- _DOCUMENT TEXT_:
-*-*-
Magistrate Judge of the Superior Court of the District of Columbia
- In office January 2020 – February 2022
- Appointed by: Robert E. Morin

Personal details
- Born: Ebony Michelle Robinson November 14, 1978 (age 47) Buffalo, New York, U.S.
- Education: University of Rochester (BA) Washington College of Law (JD)

= Ebony M. Scott =

American judge (born 1978)

Ebony M. Scott (born November 14, 1978) is an American lawyer who has served as an associate judge of the Superior Court of the District of Columbia since 2022. She previously served as a magistrate judge of the same court from 2020 to 2022.

== Early life and education ==

Scott was born in Buffalo, New York. She received her Bachelor of Arts from the University of Rochester in 2000 and her Juris Doctor from the Washington College of Law of American University in 2006.

== Legal career ==

From 2006 to 2007, Scott served as a law clerk for Judge Anna Blackburne-Rigsby of the District of Columbia Court of Appeals. From 2007 to 2012, she was a civil litigator at Chaikin, Sherman, Cammarata & Siegel, P.C. From 2012 to 2016, Scott served as an assistant attorney general for the Office of the Attorney General in the Housing and Community Justice section. From 2016 to 2018, she served as general counsel for the District of Columbia Office of Human Rights. From 2018 to 2019, Scott served as a deputy director in the District of Columbia Mayor’s office of legal counsel.
-*-*-
(Stored records)
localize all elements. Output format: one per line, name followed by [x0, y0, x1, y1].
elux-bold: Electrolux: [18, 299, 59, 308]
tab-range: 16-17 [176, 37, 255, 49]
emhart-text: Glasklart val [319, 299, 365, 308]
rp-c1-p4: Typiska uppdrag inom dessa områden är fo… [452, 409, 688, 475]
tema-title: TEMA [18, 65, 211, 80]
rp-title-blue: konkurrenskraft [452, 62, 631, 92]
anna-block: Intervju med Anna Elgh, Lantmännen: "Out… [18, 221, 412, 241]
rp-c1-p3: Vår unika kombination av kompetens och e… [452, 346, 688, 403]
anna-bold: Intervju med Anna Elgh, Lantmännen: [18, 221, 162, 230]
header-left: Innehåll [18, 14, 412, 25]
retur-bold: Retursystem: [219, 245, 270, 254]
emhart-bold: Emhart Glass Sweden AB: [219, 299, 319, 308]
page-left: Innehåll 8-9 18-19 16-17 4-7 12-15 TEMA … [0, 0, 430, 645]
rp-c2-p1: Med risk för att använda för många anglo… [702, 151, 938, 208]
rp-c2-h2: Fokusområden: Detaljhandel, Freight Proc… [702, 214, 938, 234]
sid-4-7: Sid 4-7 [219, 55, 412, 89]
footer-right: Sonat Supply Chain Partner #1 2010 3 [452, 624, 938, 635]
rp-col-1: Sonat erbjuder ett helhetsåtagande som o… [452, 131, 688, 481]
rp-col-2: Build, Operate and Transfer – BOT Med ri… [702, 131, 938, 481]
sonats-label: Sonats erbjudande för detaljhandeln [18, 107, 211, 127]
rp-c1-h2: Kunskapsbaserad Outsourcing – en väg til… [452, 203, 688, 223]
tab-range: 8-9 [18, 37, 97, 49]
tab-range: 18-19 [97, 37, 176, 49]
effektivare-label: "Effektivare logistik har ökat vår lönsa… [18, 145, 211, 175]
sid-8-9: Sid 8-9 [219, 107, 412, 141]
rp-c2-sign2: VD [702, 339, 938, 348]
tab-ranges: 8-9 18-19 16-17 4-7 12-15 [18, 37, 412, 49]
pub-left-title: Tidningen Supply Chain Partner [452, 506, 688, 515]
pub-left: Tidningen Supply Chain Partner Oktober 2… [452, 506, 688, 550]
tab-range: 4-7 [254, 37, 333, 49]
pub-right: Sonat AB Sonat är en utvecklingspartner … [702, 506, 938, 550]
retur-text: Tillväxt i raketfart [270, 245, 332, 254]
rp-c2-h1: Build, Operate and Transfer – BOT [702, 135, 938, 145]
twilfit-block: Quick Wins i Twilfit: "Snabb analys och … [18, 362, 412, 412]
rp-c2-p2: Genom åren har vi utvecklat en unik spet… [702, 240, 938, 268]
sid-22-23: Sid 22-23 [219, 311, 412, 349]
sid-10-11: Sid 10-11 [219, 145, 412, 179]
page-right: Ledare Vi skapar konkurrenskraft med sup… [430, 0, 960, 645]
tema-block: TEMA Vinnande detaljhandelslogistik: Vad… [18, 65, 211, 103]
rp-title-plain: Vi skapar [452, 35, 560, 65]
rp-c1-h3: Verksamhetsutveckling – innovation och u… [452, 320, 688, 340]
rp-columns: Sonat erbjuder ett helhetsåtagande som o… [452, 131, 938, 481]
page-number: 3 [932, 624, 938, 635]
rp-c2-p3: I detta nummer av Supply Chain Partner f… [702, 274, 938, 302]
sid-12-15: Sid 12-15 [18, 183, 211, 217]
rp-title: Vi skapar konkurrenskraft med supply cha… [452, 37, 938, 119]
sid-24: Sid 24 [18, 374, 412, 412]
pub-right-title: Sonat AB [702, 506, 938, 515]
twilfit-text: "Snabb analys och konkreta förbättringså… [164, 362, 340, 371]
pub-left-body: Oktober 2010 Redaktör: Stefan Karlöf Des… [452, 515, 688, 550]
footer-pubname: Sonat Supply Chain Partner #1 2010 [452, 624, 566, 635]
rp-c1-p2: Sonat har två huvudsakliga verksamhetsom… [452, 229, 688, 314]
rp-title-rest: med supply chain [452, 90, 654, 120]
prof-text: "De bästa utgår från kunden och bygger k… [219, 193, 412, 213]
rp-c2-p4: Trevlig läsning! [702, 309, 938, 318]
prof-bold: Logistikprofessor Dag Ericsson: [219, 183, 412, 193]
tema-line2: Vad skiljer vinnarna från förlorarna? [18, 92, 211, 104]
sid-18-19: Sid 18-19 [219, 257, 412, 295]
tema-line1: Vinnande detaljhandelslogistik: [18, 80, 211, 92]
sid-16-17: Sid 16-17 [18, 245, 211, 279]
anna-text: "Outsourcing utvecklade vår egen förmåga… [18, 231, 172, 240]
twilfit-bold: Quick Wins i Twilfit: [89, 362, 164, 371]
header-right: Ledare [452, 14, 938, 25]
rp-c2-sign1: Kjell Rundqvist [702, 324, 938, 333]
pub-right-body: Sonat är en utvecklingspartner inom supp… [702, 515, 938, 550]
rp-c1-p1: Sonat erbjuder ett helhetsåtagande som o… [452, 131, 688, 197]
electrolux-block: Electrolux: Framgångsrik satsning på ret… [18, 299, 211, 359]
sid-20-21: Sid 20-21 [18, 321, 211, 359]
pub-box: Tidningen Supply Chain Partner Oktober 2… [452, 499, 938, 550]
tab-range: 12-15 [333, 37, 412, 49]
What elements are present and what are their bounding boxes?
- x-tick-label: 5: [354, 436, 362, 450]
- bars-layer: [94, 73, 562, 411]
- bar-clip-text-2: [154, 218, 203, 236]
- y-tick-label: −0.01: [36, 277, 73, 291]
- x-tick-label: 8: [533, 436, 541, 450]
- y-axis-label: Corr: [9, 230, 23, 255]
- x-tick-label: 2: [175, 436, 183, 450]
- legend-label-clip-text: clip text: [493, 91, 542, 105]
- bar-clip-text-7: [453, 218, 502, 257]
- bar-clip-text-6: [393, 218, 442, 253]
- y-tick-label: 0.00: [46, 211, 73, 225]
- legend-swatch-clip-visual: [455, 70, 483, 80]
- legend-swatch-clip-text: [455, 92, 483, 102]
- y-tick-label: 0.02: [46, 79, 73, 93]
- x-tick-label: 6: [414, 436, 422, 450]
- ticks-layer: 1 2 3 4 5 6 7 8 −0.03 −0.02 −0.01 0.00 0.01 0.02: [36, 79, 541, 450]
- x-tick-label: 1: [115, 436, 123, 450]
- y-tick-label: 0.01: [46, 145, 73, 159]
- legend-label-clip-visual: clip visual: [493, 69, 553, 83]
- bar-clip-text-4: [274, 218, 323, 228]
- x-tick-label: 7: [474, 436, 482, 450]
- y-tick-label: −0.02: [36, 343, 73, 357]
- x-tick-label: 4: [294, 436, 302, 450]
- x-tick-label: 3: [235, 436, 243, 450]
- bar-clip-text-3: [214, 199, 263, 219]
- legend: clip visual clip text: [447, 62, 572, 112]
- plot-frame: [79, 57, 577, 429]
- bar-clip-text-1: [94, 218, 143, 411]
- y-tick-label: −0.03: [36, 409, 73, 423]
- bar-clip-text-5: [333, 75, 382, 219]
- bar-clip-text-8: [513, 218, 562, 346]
-*-*-
- _ACTIVITIES_:
[a] Rewrite the biography of Ebony M. Scott from "Scott was born" up to and including "of legal counsel.", putting "judicial clerk" in place of "law clerk".
[b] Extend the biography of Ebony M. Scott with a continuation that begins right after its final sentence.

- _OUTPUTS BY TASK_:
[a]
Scott was born in Buffalo, New York. She received her Bachelor of Arts from the University of Rochester in 2000 and her Juris Doctor from the Washington College of Law of American University in 2006.

== Legal career ==

From 2006 to 2007, Scott served as a judicial clerk for Judge Anna Blackburne-Rigsby of the District of Columbia Court of Appeals. From 2007 to 2012, she was a civil litigator at Chaikin, Sherman, Cammarata & Siegel, P.C. From 2012 to 2016, Scott served as an assistant attorney general for the Office of the Attorney General in the Housing and Community Justice section. From 2016 to 2018, she served as general counsel for the District of Columbia Office of Human Rights. From 2018 to 2019, Scott served as a deputy director in the District of Columbia Mayor’s office of legal counsel.

[b]
== Judicial career ==
=== D.C. Superior Court magistrate judge service ===

She served as a magistrate judge of the Superior Court of the District of Columbia from January 17, 2020, to February 25, 2022.

=== D.C. Superior Court service ===

On September 30, 2021, President Joe Biden nominated Scott to serve as a Judge of the Superior Court of the District of Columbia. President Biden nominated Scott to the seat vacated by Judge Rhonda Reid Winston, whose term expired on September 30, 2016. On November 18, 2021, a hearing on her nomination was held before the Senate Homeland Security and Governmental Affairs Committee. On December 1, 2021, her nomination was reported out of committee.

On February 2, 2022, the United States Senate invoked cloture on her nomination by a 58–37 vote. On February 7, 2022, the Senate confirmed her nomination by a 55–38 vote. She was sworn in on February 25, 2022.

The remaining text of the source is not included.